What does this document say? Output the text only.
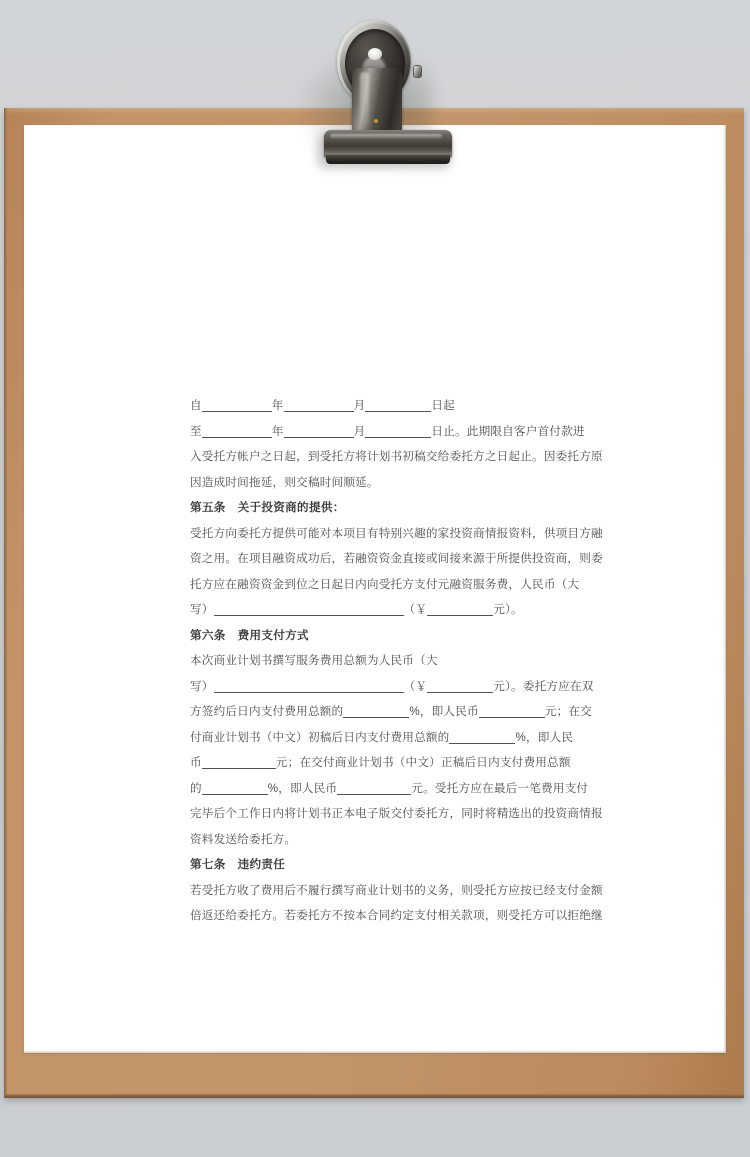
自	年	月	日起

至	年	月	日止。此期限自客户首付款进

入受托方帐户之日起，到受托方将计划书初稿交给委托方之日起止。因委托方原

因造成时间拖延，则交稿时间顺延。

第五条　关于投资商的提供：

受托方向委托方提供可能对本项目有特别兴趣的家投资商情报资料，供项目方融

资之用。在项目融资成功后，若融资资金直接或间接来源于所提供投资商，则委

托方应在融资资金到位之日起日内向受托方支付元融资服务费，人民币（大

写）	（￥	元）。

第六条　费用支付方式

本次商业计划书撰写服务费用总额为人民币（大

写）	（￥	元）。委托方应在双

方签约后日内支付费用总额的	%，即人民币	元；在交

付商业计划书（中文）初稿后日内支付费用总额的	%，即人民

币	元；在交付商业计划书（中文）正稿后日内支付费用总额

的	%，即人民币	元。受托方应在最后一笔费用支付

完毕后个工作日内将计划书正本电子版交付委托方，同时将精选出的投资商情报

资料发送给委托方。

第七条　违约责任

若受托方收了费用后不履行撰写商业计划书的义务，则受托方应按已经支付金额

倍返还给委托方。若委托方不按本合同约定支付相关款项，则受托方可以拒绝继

◆ ◆ ◆ ◆ ◆

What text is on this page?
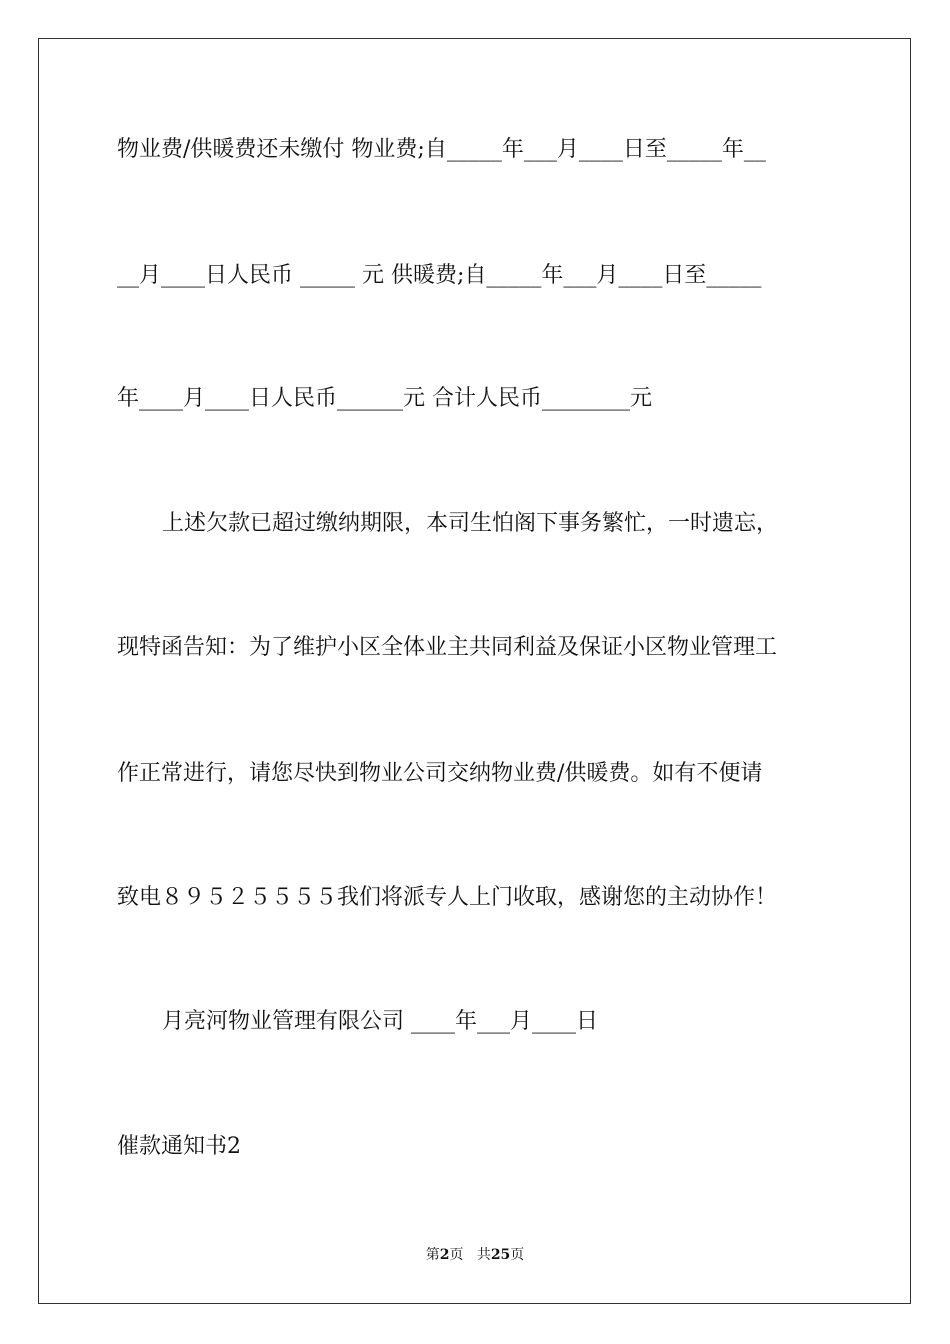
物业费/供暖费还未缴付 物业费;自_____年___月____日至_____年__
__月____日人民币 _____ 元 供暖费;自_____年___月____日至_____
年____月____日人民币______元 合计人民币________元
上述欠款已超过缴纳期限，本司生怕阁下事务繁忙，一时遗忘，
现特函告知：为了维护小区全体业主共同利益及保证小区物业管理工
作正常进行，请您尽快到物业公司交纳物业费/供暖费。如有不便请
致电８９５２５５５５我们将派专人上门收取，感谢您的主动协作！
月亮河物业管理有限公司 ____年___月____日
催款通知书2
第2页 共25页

◆ ◆ ◆ ◆ ◆

**Aim:**
From the listing above, copy out each line where the word "text" appears.

**Solved problem:**
What does this document say? Output the text only.
What text is on this page?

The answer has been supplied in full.